- _Exercise brief_: Carry forward the news article on the Internet Explorer vulnerability exploited in the attack on Google, beginning directly after its final sentence.

- _Excerpted passage_:
Microsoft admits IE vulnerability used in Google attack

Based on Microsoft's investigations the software giant has admitted Internet Explorer was one of the vectors used in targeted attacks against Google recently.

In a company blog posting Mike Reavey, Director of the Microsoft Security Response Center admits "based upon our investigations, we have determined that Internet Explorer was one of the vectors used in targeted and sophisticated attacks against Google and possibly other corporate networks."

Microsoft has issued further guidance to companies in order to mitigate a Remote Code Execution (RCE) vulnerability in Internet Explorer.

Google said, in a blog posting on January 12, that in mid-December, they, along with a number of other large companies in the Internet, finance, technology, media and chemical sectors, were targeted in a sophisticated cyber-attack. This attack on their infrastructure originated in China, and resulted in the theft of intellectual property. Due to this attack, and the background behind it, Google is now taking a second look at their operations in China, particularly Google.cn, where they currently offer censored search results as part of an agreement with China's government. Google took the big step of informing the government of China that it is no longer willing to provide censored results, and will be entering into discussions regarding how it can do this without breaking Chinese law. Should Google find themselves unable to reach an agreement, they may shut down Google.cn, and close their offices in China.

- _Dataset rows_:
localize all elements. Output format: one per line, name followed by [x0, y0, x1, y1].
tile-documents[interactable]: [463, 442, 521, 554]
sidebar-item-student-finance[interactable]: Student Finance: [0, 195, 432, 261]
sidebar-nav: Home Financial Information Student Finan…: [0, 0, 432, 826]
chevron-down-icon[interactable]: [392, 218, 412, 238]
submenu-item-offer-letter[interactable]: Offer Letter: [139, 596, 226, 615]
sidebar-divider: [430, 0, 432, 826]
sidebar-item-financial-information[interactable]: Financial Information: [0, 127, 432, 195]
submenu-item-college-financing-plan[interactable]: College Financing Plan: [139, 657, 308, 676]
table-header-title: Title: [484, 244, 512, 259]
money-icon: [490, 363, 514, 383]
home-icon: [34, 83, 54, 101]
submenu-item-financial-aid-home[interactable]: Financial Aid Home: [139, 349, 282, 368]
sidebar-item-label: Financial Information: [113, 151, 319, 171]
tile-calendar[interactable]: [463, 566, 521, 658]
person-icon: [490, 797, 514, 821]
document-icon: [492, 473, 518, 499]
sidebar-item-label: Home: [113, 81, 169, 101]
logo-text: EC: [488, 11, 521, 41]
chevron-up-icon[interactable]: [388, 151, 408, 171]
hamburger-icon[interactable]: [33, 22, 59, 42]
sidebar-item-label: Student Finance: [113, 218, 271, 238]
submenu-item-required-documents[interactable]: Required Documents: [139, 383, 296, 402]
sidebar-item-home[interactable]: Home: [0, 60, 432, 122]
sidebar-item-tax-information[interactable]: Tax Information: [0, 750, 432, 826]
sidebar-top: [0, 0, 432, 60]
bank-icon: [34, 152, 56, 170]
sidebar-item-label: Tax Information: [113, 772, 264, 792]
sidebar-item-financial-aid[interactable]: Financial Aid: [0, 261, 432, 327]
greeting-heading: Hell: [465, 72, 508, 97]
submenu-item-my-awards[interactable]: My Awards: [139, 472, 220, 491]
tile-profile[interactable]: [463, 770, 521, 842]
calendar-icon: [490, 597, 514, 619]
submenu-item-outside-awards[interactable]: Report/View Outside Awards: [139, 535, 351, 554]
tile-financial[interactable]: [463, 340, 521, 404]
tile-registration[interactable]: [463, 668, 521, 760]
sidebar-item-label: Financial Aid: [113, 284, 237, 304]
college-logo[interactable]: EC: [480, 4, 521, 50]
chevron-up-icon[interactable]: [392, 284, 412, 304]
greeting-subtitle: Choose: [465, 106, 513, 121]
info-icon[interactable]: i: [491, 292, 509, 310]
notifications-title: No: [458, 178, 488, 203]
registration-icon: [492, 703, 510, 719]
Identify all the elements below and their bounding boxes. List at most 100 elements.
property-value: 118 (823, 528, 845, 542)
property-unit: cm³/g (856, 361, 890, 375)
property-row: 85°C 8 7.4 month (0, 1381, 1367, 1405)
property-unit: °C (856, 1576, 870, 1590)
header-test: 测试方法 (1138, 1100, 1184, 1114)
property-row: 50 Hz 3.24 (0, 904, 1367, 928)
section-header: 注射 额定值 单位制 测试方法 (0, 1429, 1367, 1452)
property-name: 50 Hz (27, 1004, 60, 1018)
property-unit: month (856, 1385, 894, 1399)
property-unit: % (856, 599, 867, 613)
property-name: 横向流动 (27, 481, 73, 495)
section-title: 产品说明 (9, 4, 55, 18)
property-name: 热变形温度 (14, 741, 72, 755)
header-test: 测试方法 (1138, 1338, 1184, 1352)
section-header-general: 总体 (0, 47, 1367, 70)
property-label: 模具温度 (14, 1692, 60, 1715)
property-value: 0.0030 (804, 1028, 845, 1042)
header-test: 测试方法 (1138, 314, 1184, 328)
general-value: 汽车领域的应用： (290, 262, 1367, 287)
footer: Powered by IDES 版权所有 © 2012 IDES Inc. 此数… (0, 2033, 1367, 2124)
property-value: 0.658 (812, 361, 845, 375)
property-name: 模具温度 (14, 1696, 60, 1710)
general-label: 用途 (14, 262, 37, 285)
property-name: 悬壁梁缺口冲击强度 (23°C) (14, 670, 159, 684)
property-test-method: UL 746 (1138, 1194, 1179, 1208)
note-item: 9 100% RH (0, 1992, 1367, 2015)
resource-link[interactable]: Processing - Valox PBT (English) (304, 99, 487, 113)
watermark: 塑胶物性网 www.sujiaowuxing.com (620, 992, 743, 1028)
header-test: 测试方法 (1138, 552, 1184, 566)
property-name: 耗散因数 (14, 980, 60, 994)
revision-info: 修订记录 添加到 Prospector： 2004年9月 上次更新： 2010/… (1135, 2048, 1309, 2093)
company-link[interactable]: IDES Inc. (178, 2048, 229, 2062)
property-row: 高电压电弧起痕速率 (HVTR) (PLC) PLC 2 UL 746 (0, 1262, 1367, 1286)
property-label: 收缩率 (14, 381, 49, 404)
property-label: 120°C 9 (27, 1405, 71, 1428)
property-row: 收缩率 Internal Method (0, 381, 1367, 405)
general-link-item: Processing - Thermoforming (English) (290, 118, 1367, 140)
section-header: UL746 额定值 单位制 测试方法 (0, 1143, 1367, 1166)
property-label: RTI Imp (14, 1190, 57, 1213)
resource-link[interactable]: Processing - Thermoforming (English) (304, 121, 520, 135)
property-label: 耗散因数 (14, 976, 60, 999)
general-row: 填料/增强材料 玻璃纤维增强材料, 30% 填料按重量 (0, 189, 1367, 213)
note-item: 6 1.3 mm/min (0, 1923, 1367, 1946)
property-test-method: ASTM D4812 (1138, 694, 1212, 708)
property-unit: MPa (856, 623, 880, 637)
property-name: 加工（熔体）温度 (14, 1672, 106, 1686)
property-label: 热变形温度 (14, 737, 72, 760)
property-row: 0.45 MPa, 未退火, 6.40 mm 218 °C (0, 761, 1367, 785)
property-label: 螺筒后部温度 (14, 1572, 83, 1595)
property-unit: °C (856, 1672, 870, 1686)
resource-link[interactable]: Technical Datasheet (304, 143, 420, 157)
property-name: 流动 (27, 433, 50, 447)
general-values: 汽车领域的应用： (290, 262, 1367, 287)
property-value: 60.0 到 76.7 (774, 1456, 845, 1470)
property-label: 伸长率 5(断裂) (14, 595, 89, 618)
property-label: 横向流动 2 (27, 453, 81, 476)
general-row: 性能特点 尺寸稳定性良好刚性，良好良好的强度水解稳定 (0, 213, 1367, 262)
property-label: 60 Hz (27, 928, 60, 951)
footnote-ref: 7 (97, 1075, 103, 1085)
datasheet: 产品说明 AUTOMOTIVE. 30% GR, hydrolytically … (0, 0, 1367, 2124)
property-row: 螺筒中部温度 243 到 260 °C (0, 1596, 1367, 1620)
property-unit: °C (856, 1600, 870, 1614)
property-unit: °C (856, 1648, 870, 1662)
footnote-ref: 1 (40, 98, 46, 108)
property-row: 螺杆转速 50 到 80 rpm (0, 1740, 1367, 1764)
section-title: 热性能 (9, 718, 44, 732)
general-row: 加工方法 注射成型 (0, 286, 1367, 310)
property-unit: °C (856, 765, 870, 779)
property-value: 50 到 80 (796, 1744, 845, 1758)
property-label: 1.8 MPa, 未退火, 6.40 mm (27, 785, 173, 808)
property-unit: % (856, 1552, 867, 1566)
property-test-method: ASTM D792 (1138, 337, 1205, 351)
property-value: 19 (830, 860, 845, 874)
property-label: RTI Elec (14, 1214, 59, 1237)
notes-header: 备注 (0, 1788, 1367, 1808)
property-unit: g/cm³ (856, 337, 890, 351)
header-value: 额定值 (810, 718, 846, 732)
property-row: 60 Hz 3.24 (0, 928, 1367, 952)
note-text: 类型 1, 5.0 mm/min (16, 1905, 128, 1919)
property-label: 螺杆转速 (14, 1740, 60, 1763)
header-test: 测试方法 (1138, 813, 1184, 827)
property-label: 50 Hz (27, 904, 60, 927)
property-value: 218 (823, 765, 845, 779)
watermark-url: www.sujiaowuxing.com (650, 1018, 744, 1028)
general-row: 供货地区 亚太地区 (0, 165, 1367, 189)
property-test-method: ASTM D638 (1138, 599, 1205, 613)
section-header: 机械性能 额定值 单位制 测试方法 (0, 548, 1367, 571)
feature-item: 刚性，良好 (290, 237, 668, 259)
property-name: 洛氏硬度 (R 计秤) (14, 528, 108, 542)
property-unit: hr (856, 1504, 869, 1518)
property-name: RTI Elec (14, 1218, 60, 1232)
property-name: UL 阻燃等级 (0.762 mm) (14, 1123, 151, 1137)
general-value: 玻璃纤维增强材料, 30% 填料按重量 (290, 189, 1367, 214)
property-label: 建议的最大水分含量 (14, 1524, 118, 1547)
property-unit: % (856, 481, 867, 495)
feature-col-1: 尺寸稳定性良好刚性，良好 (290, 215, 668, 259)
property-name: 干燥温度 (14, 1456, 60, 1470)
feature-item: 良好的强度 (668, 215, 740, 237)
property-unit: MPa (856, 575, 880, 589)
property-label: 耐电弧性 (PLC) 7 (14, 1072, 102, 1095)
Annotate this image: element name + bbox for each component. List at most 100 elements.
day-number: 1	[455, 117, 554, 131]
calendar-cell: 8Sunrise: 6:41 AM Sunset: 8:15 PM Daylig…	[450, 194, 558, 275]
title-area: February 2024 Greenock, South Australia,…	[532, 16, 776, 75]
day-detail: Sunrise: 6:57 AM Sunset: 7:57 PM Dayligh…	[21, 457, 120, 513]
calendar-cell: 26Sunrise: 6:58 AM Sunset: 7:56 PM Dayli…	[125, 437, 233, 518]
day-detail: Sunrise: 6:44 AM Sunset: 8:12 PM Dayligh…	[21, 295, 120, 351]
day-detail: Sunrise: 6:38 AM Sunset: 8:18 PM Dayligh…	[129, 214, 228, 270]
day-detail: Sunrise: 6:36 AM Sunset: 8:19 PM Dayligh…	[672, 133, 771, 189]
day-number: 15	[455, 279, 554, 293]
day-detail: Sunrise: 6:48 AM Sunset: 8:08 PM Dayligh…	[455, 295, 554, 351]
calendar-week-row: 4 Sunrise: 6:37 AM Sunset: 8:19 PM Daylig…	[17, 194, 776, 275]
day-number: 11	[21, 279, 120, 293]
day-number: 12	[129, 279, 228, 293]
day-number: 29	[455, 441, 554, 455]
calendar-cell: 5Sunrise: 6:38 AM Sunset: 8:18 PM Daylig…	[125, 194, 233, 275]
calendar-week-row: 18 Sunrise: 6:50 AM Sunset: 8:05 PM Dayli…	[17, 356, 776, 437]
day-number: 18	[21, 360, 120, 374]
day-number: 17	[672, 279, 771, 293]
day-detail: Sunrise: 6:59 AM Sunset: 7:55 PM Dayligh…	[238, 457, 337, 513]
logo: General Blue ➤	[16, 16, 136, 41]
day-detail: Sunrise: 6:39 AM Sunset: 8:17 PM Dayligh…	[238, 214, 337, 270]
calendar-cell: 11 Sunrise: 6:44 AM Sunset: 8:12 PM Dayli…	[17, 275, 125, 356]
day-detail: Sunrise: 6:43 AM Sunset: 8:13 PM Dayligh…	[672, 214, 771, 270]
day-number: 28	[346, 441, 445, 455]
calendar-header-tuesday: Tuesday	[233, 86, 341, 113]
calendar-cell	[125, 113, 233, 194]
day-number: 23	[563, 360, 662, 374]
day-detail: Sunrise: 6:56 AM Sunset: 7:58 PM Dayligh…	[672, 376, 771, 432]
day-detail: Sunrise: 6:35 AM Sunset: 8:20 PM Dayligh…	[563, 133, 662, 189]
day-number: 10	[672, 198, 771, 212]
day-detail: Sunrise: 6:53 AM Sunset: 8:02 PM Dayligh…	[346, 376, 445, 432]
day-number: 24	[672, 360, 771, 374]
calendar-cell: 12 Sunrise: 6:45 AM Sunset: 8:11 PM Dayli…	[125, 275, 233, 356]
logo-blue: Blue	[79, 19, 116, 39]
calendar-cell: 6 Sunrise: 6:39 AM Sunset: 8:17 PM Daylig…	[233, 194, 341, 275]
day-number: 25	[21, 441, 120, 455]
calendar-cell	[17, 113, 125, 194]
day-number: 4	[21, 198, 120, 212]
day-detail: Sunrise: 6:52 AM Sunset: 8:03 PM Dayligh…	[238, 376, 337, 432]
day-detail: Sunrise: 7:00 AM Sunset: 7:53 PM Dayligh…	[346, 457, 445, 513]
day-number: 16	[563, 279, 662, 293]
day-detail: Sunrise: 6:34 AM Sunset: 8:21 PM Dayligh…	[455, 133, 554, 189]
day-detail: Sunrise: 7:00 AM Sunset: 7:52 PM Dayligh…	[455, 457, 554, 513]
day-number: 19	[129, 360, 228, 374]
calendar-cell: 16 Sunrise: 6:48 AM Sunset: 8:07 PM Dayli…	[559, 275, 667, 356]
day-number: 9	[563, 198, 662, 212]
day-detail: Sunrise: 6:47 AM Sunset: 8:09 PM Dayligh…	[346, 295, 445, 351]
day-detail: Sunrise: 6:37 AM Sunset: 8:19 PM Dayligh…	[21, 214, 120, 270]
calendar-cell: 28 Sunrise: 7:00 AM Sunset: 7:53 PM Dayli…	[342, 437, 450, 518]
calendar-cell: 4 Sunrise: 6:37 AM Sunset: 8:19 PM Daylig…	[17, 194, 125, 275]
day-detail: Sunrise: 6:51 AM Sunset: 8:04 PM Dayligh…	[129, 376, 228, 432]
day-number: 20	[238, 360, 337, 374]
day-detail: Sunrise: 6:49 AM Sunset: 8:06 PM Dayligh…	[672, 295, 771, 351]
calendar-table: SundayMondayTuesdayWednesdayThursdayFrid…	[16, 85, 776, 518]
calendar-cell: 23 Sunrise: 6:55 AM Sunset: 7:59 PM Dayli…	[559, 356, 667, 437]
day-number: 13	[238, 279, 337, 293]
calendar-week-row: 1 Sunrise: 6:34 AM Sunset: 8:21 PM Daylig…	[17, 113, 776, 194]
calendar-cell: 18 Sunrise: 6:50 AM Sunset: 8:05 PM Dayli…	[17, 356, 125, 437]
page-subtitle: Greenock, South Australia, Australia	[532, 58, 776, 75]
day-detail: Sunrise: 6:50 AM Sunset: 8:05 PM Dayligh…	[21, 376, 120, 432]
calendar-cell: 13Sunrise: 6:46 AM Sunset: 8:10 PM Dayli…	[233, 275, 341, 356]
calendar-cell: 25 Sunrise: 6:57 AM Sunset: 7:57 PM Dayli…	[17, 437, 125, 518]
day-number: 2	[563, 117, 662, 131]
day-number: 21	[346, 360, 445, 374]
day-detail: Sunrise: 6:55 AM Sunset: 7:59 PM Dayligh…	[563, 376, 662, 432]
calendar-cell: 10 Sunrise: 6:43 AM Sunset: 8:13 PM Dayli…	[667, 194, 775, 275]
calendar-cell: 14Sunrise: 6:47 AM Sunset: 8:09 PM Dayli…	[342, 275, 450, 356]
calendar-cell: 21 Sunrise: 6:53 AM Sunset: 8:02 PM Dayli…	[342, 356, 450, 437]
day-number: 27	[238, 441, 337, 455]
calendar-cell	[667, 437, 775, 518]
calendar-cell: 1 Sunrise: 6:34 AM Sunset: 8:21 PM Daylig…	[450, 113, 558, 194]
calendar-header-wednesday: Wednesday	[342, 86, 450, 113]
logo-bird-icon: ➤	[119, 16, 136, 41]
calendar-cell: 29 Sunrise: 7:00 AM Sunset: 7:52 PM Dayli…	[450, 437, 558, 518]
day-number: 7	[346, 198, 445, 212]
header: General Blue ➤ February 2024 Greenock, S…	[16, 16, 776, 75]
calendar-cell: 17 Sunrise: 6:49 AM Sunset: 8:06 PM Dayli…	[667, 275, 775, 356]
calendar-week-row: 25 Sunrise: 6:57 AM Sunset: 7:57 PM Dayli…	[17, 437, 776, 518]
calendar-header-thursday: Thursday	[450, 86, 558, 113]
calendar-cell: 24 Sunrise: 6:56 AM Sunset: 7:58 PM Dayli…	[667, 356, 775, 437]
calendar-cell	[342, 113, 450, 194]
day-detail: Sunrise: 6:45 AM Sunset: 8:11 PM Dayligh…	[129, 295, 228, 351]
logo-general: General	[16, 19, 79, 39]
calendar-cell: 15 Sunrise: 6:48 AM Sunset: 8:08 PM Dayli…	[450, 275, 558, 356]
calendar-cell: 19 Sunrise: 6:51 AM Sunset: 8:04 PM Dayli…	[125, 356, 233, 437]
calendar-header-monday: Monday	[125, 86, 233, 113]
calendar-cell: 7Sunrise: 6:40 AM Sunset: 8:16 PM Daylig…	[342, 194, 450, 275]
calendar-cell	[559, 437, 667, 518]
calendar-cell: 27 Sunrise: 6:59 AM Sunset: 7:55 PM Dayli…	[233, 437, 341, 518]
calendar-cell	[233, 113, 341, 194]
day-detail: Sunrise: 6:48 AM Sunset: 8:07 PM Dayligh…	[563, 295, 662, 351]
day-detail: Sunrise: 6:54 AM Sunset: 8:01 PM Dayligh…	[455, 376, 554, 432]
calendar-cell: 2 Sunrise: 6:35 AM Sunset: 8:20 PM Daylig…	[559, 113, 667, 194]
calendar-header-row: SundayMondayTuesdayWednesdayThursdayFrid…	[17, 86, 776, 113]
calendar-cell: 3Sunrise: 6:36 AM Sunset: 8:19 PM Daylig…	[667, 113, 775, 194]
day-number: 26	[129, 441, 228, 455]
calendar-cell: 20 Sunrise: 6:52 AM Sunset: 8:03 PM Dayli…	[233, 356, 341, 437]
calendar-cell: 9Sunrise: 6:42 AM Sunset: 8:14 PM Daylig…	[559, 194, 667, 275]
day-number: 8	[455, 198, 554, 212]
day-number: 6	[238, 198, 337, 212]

- _Right answer_:
Yahoo supported Google's announcements and said it would stand by the company. "We stand aligned that these kinds of attacks are deeply disturbing and strongly believe that the violation of user privacy is something that we as Internet pioneers must all oppose" said a Yahoo representative earlier this week.

China responded to Google's claims in a brief statement yesterday, stating "The Chinese government administers the Internet according to law and we have explicit stipulations over what content can be spread on the Internet." iDefense researchers at Verisign were able to trace the source of the control servers that distributed the malware which gained access to private customer and corporate Google data. Verisign's initial findings suggest the source of the servers consisted either of agents of the Chinese state or proxies thereof.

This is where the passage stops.